The records:
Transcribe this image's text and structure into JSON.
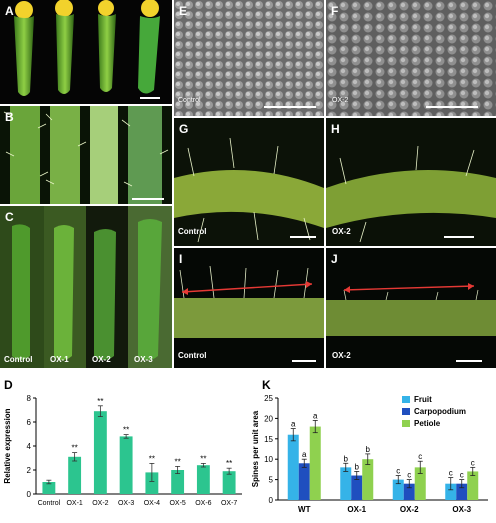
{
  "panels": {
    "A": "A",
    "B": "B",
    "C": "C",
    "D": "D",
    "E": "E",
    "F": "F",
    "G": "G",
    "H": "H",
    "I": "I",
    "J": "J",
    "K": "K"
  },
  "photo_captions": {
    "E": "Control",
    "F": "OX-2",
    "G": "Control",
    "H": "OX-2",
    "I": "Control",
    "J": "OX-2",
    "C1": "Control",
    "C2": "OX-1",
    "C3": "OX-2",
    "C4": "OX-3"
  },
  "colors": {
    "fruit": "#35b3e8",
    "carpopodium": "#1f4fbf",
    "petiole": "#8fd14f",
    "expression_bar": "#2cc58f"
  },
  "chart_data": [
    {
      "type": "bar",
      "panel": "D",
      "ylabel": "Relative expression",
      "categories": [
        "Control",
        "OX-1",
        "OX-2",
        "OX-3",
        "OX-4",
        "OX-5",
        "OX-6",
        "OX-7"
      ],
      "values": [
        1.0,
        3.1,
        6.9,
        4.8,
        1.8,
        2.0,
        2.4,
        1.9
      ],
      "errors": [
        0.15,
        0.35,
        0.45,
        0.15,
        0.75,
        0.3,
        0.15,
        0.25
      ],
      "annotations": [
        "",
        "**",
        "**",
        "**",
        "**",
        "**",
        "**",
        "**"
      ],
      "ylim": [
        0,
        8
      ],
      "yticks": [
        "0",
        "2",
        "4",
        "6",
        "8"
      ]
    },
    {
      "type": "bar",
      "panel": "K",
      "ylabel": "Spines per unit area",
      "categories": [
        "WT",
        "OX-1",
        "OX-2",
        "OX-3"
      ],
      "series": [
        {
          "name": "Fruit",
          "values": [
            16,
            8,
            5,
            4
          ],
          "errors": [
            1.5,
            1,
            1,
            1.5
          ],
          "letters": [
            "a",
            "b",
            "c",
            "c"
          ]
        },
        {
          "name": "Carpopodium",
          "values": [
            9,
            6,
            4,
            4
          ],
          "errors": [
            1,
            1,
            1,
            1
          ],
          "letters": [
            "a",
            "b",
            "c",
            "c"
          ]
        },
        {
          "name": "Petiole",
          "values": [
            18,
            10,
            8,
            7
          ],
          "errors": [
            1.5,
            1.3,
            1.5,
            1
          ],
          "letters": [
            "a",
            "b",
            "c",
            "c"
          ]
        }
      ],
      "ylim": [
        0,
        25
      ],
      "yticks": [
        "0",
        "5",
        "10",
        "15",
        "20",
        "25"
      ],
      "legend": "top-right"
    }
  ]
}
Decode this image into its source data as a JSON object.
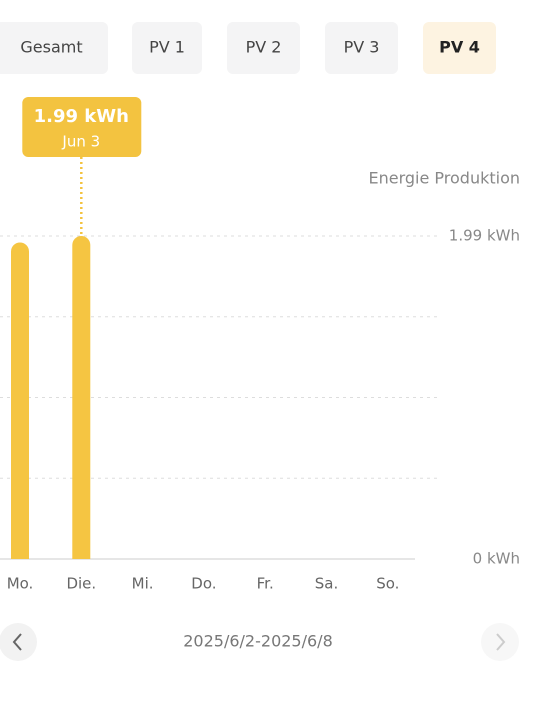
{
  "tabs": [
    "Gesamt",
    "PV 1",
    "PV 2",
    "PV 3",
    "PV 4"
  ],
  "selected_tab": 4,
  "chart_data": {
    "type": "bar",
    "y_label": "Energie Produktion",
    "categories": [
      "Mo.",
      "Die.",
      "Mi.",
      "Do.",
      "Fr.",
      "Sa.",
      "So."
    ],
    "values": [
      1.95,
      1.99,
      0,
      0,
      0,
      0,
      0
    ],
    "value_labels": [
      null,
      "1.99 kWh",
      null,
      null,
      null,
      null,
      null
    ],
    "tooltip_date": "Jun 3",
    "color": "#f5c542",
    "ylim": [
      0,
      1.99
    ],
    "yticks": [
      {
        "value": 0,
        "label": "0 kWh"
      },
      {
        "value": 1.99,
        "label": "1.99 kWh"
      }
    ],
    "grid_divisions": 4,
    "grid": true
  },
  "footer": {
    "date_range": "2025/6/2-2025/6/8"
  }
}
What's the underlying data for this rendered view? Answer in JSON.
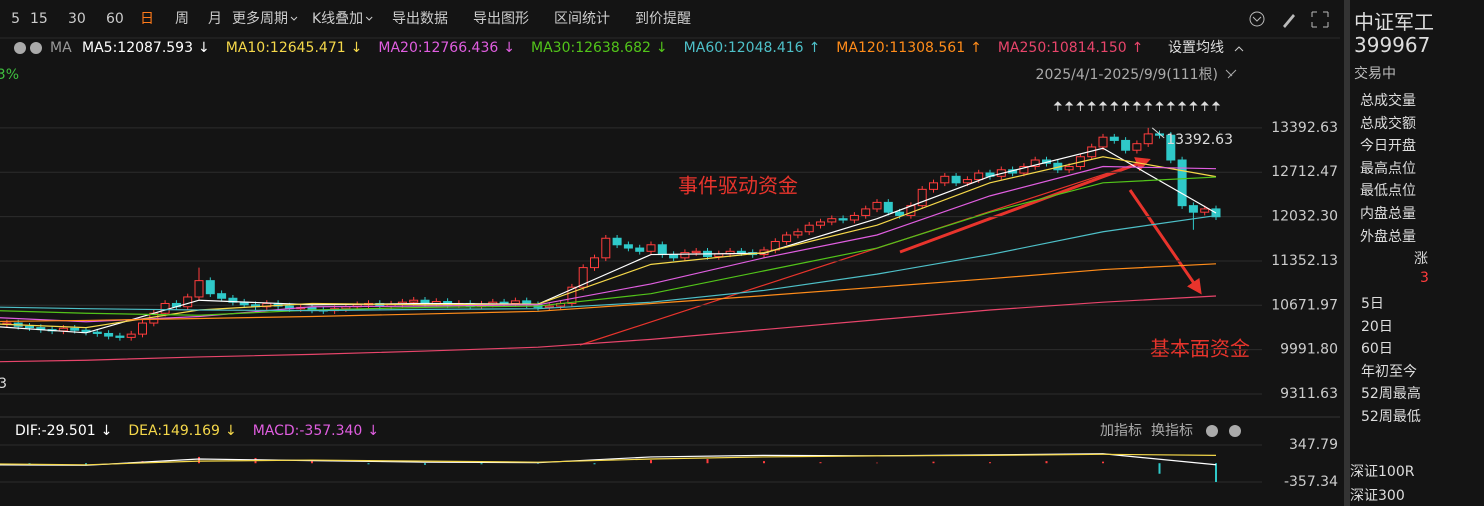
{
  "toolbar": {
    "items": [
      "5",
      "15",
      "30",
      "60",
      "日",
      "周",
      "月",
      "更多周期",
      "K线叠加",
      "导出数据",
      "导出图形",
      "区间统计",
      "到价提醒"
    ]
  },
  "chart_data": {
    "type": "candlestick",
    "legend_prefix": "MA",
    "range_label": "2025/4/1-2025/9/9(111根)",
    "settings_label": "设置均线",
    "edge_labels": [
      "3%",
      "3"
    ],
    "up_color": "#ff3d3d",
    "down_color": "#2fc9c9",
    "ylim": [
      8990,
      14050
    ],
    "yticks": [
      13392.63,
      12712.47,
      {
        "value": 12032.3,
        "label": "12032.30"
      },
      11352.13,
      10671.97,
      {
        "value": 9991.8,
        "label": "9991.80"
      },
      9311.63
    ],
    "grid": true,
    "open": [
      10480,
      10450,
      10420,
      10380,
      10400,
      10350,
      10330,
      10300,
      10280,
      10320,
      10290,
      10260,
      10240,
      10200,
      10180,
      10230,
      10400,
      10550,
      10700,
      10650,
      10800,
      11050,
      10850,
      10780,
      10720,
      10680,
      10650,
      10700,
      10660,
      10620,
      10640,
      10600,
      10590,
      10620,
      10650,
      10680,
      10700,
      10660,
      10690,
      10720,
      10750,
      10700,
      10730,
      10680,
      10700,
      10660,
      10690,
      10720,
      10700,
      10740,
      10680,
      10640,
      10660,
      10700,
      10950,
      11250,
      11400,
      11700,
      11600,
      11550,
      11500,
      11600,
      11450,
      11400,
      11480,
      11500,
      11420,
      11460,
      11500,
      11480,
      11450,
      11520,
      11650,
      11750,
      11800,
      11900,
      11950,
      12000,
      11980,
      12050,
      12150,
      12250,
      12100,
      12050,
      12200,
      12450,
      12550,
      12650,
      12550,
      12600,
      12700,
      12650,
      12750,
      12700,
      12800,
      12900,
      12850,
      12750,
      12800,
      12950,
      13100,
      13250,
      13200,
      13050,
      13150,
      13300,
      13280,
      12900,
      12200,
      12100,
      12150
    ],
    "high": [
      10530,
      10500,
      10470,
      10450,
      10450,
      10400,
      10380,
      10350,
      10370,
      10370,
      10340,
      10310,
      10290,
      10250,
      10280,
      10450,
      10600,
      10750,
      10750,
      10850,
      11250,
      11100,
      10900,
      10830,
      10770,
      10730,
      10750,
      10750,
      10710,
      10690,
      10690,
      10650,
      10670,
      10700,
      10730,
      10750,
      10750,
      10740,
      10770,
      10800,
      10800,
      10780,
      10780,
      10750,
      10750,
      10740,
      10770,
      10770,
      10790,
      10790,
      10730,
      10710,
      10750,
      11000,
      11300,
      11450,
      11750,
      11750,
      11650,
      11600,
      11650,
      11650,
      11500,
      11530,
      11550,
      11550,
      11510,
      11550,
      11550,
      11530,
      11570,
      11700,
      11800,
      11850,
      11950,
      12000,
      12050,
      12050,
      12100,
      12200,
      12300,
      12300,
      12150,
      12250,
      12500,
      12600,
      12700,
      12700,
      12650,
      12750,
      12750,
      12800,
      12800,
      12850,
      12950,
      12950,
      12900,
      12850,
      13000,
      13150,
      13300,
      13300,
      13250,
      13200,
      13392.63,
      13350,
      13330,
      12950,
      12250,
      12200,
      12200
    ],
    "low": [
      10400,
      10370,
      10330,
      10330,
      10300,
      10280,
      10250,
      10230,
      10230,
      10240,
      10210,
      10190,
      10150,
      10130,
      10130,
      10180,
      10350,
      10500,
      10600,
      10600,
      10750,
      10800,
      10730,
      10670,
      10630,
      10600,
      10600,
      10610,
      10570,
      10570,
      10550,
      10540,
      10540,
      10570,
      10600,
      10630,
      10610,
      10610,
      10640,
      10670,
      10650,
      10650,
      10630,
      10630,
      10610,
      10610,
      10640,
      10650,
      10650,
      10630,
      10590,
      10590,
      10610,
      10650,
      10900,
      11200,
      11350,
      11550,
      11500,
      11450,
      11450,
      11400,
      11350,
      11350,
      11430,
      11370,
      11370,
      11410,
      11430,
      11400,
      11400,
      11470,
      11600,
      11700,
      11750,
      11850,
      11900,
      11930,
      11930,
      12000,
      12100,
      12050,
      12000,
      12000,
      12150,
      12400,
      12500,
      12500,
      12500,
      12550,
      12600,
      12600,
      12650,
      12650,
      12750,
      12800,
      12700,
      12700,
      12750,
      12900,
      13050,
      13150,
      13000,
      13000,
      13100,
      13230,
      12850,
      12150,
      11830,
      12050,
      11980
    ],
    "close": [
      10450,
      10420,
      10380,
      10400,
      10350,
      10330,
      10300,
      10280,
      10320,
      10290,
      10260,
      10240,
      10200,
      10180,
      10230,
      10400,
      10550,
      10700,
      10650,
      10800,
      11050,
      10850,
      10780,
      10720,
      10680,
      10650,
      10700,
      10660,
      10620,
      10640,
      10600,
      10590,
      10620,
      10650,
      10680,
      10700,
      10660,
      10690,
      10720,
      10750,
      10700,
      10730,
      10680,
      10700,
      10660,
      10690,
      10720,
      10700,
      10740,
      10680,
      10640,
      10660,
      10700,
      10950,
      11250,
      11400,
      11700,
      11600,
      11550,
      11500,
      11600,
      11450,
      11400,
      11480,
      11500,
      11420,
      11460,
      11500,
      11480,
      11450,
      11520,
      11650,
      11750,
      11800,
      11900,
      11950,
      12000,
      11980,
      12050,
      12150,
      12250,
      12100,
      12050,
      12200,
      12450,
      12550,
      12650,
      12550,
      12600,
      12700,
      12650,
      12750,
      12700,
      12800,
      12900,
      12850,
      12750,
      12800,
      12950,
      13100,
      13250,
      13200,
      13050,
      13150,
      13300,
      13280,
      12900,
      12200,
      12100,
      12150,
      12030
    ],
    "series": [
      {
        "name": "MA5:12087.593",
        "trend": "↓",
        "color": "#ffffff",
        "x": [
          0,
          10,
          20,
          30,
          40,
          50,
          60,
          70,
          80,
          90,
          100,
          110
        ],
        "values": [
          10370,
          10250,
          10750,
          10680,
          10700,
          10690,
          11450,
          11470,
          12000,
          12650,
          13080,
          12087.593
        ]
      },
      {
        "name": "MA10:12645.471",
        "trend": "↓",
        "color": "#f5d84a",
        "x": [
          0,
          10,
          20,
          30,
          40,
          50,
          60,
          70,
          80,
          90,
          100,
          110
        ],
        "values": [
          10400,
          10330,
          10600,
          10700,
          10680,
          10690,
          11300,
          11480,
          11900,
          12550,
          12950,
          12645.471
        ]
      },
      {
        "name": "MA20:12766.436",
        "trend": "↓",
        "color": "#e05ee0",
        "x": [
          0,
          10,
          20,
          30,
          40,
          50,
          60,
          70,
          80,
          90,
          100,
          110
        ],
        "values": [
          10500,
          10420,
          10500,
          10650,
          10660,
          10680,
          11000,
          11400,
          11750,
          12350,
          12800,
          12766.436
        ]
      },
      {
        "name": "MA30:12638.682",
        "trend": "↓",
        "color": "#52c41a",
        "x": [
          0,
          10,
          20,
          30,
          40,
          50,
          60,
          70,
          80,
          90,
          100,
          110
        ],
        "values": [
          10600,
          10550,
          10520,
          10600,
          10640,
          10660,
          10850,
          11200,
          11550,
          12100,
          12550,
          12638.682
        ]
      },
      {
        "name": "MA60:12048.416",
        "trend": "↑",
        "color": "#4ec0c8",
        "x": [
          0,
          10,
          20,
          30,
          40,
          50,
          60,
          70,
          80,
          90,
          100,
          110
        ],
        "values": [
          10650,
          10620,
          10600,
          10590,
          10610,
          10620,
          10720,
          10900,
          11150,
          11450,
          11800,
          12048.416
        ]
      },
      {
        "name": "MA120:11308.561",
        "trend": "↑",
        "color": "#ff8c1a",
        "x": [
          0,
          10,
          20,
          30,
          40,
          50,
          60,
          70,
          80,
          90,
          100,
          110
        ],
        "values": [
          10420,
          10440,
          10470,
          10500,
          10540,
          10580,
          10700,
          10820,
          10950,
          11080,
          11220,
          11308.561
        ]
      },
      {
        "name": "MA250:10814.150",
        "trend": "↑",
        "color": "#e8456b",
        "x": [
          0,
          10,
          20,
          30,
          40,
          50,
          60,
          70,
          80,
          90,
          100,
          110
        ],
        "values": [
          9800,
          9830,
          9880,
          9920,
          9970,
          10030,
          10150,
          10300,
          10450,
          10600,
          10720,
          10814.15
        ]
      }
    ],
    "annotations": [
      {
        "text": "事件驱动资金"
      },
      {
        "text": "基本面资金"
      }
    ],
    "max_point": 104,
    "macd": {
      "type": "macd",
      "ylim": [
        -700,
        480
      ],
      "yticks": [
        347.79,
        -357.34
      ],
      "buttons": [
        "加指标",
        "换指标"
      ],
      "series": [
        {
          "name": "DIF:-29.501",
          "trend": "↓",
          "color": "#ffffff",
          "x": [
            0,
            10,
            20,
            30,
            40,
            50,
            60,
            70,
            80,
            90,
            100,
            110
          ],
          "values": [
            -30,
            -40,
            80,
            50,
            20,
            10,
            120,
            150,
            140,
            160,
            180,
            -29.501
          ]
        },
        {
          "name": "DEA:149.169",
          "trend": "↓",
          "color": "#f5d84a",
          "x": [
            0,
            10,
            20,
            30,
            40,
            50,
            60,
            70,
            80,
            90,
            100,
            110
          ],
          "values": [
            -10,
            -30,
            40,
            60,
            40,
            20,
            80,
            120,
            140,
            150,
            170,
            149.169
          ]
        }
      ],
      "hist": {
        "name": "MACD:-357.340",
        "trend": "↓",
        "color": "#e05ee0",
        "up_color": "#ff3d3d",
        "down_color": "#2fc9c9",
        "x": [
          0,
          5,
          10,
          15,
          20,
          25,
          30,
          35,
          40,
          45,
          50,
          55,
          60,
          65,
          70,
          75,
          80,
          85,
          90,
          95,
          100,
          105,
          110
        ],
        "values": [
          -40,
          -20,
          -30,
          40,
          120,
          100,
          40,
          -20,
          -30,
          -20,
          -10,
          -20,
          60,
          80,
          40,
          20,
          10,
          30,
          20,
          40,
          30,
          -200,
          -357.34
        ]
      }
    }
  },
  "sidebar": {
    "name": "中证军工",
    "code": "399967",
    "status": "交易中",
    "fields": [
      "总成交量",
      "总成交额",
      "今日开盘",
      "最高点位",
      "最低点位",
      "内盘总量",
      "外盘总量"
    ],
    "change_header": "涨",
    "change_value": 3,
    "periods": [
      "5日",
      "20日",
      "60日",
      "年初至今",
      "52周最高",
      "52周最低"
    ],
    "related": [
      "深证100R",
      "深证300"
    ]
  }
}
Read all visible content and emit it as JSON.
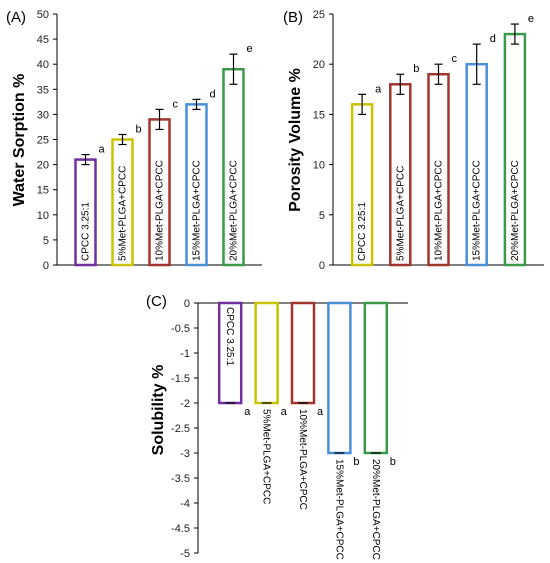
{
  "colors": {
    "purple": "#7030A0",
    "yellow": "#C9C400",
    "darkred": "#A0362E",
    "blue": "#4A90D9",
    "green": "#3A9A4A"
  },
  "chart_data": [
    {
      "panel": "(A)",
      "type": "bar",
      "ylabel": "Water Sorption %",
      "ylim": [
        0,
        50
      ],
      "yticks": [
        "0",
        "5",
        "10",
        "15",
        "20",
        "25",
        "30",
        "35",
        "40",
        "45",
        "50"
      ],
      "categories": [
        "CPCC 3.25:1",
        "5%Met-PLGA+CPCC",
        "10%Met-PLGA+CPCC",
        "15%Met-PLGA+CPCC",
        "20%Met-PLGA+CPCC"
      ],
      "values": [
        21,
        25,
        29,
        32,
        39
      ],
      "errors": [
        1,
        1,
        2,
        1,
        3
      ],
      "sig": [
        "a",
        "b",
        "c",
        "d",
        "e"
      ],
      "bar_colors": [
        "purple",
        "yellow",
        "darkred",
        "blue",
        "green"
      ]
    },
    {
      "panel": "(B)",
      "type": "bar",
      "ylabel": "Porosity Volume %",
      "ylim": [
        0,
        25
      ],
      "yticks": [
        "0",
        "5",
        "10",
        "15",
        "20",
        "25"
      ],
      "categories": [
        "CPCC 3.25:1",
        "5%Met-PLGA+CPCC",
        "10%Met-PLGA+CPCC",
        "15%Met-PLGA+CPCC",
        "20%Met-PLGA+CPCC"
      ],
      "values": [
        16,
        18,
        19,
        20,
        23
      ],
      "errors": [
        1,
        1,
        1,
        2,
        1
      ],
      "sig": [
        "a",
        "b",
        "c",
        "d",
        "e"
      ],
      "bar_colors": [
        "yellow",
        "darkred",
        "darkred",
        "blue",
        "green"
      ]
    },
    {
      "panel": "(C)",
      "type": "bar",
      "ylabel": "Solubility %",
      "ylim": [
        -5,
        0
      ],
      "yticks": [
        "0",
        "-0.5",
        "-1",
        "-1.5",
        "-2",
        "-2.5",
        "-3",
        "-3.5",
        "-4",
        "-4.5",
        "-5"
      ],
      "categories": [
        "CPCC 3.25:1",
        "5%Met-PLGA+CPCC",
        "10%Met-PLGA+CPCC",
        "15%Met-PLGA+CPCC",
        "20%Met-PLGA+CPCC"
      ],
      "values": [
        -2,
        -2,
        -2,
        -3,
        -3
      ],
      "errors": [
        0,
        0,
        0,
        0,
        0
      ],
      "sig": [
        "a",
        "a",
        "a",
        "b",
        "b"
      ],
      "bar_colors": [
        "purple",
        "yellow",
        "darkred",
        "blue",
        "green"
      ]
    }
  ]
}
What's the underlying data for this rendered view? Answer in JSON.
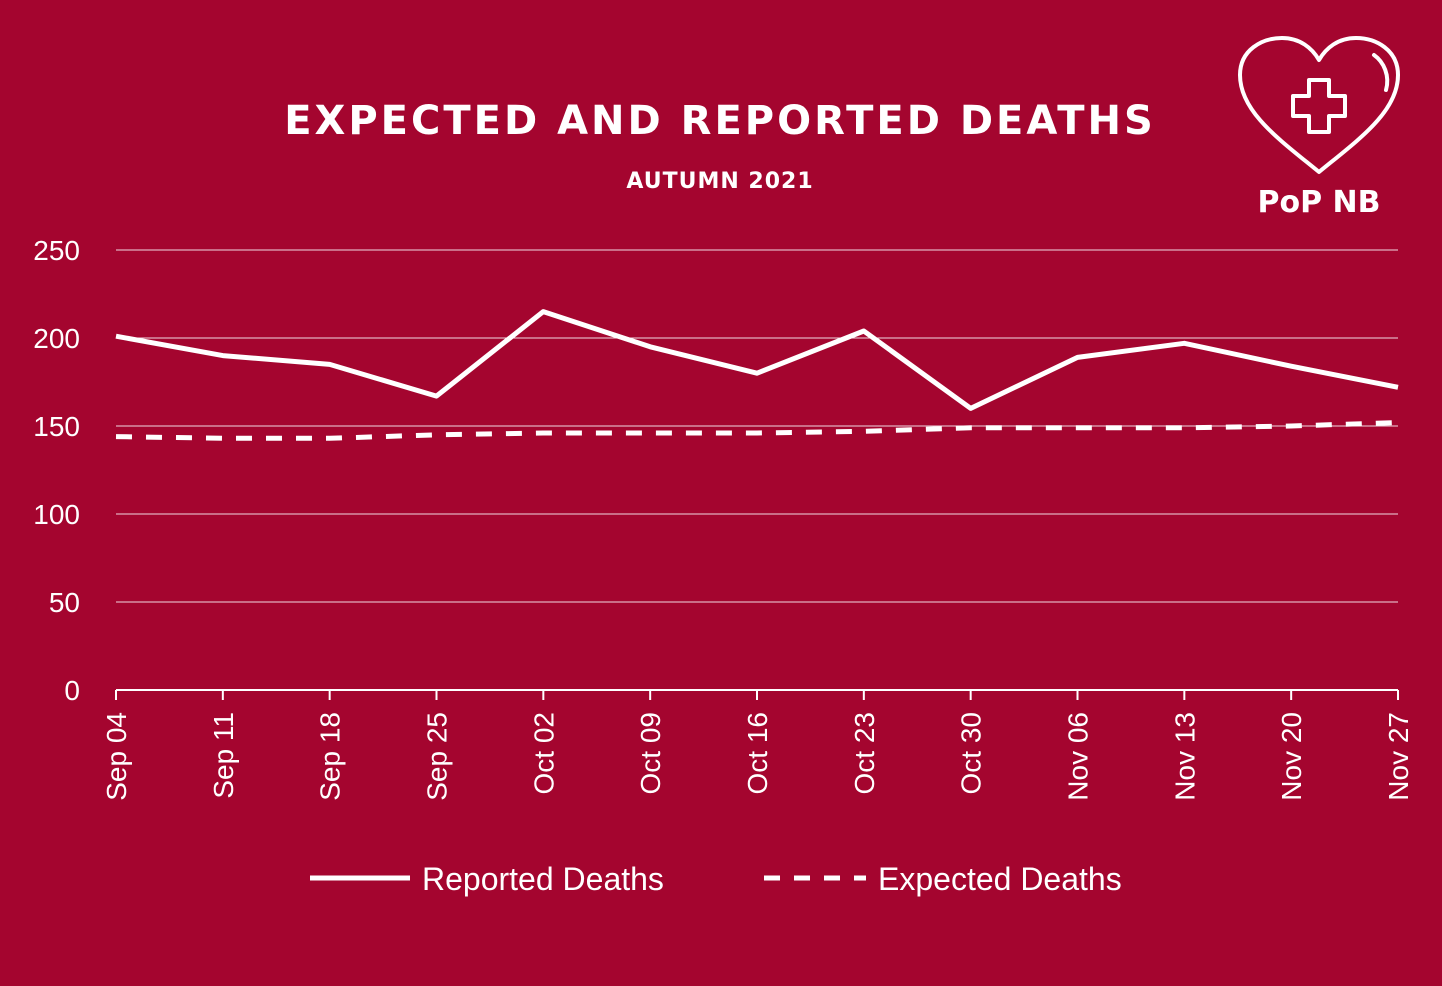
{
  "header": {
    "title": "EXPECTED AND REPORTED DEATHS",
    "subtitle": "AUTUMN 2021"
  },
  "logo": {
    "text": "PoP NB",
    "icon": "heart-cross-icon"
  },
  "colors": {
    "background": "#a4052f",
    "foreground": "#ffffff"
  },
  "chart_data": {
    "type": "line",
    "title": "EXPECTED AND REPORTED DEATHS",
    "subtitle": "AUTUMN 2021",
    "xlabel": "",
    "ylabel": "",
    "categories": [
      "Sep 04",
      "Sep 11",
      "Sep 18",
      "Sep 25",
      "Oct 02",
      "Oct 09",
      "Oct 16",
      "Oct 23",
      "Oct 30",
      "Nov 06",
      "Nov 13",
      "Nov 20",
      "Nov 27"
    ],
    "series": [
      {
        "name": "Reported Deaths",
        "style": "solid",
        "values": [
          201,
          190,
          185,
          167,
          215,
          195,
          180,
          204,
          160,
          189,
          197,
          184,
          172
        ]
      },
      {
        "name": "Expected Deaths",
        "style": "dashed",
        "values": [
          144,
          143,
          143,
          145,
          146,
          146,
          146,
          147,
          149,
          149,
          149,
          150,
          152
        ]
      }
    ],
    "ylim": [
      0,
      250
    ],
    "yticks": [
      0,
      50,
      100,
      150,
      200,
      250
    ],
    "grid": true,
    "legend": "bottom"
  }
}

Given exercise: Find the word "JSON" in the records and pull out each line that has it.

Written response:
Transcribe this image's text and structure into JSON.
Decode this image into its source data as a JSON object.
What's the underlying data for this rendered view? Answer in JSON.
Read all visible content and emit it as JSON.
What's the underlying data for this rendered view? Answer in JSON.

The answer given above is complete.